*Task instructions:* Filter the entries and keep only the lines where the string "this" appears.
## start Given records
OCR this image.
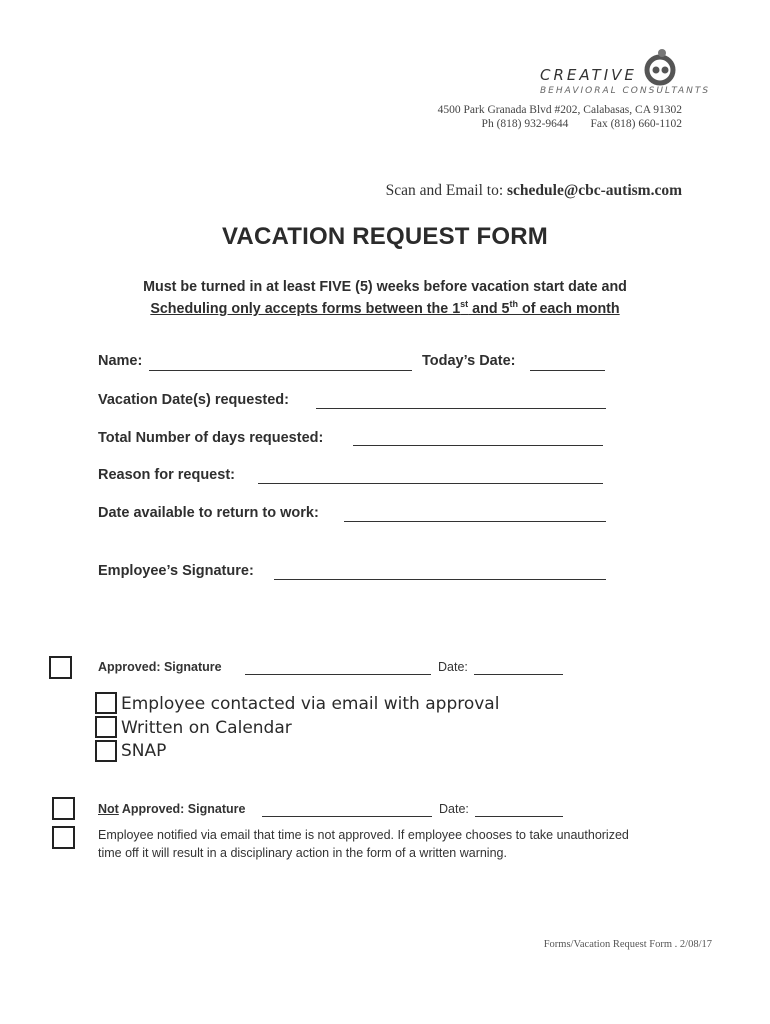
CREATIVE
BEHAVIORAL CONSULTANTS
4500 Park Granada Blvd #202, Calabasas, CA 91302
Ph (818) 932-9644 Fax (818) 660-1102
Scan and Email to: schedule@cbc-autism.com
VACATION REQUEST FORM
Must be turned in at least FIVE (5) weeks before vacation start date and
Scheduling only accepts forms between the 1st and 5th of each month
Name:	Today’s Date:
Vacation Date(s) requested:
Total Number of days requested:
Reason for request:
Date available to return to work:
Employee’s Signature:
Approved: Signature	Date:
Employee contacted via email with approval
Written on Calendar
SNAP
Not Approved: Signature	Date:
Employee notified via email that time is not approved. If employee chooses to take unauthorized
time off it will result in a disciplinary action in the form of a written warning.
Forms/Vacation Request Form . 2/08/17
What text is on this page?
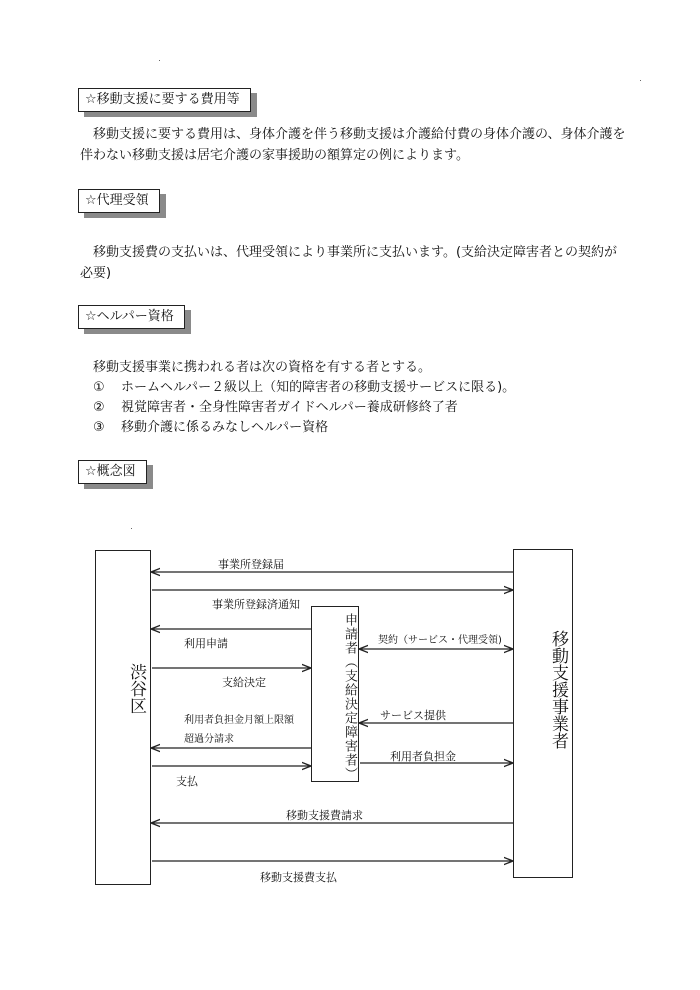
☆移動支援に要する費用等

移動支援に要する費用は、身体介護を伴う移動支援は介護給付費の身体介護の、身体介護を伴わない移動支援は居宅介護の家事援助の額算定の例によります。

☆代理受領

移動支援費の支払いは、代理受領により事業所に支払います。(支給決定障害者との契約が必要)

☆ヘルパー資格

移動支援事業に携われる者は次の資格を有する者とする。

① ホームヘルパー２級以上（知的障害者の移動支援サービスに限る)。
② 視覚障害者・全身性障害者ガイドヘルパー養成研修終了者
③ 移動介護に係るみなしヘルパー資格
☆概念図
渋谷区	移動支援事業者
申請者（支給決定障害者）
事業所登録届
事業所登録済通知
利用申請
支給決定
利用者負担金月額上限額
超過分請求
支払
契約（サービス・代理受領)
サービス提供
利用者負担金
移動支援費請求
移動支援費支払
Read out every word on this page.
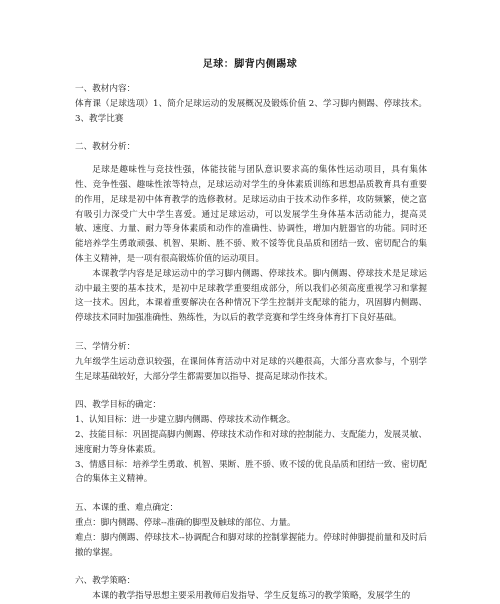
足球：脚背内侧踢球

一、教材内容：

体育课（足球选项）1、简介足球运动的发展概况及锻炼价值 2、学习脚内侧踢、停球技术。3、教学比赛

二、教材分析：

足球是趣味性与竞技性强，体能技能与团队意识要求高的集体性运动项目，具有集体性、竞争性强、趣味性浓等特点，足球运动对学生的身体素质训练和思想品质教育具有重要的作用，足球是初中体育教学的选修教材。足球运动由于技术动作多样，攻防频繁，使之富有吸引力深受广大中学生喜爱。通过足球运动，可以发展学生身体基本活动能力，提高灵敏、速度、力量、耐力等身体素质和动作的准确性、协调性，增加内脏器官的功能。同时还能培养学生勇敢顽强、机智、果断、胜不骄、败不馁等优良品质和团结一致、密切配合的集体主义精神，是一项有很高锻炼价值的运动项目。

本课教学内容是足球运动中的学习脚内侧踢、停球技术。脚内侧踢、停球技术是足球运动中最主要的基本技术，是初中足球教学重要组成部分，所以我们必须高度重视学习和掌握这一技术。因此，本课着重要解决在各种情况下学生控制并支配球的能力，巩固脚内侧踢、停球技术同时加强准确性、熟练性，为以后的教学竞赛和学生终身体育打下良好基础。

三、学情分析：

九年级学生运动意识较强，在课间体育活动中对足球的兴趣很高，大部分喜欢参与，个别学生足球基础较好，大部分学生都需要加以指导、提高足球动作技术。

四、教学目标的确定：

1、认知目标：进一步建立脚内侧踢、停球技术动作概念。

2、技能目标：巩固提高脚内侧踢、停球技术动作和对球的控制能力、支配能力，发展灵敏、速度耐力等身体素质。

3、情感目标：培养学生勇敢、机智、果断、胜不骄、败不馁的优良品质和团结一致、密切配合的集体主义精神。

五、本课的重、难点确定：

重点：脚内侧踢、停球--准确的脚型及触球的部位、力量。

难点：脚内侧踢、停球技术--协调配合和脚对球的控制掌握能力。停球时伸脚提前量和及时后撤的掌握。

六、教学策略：

本课的教学指导思想主要采用教师启发指导、学生反复练习的教学策略，发展学生的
## end Given records
*Written solution:*
OCR this image.
What text is on this page?
Read out every word on this page.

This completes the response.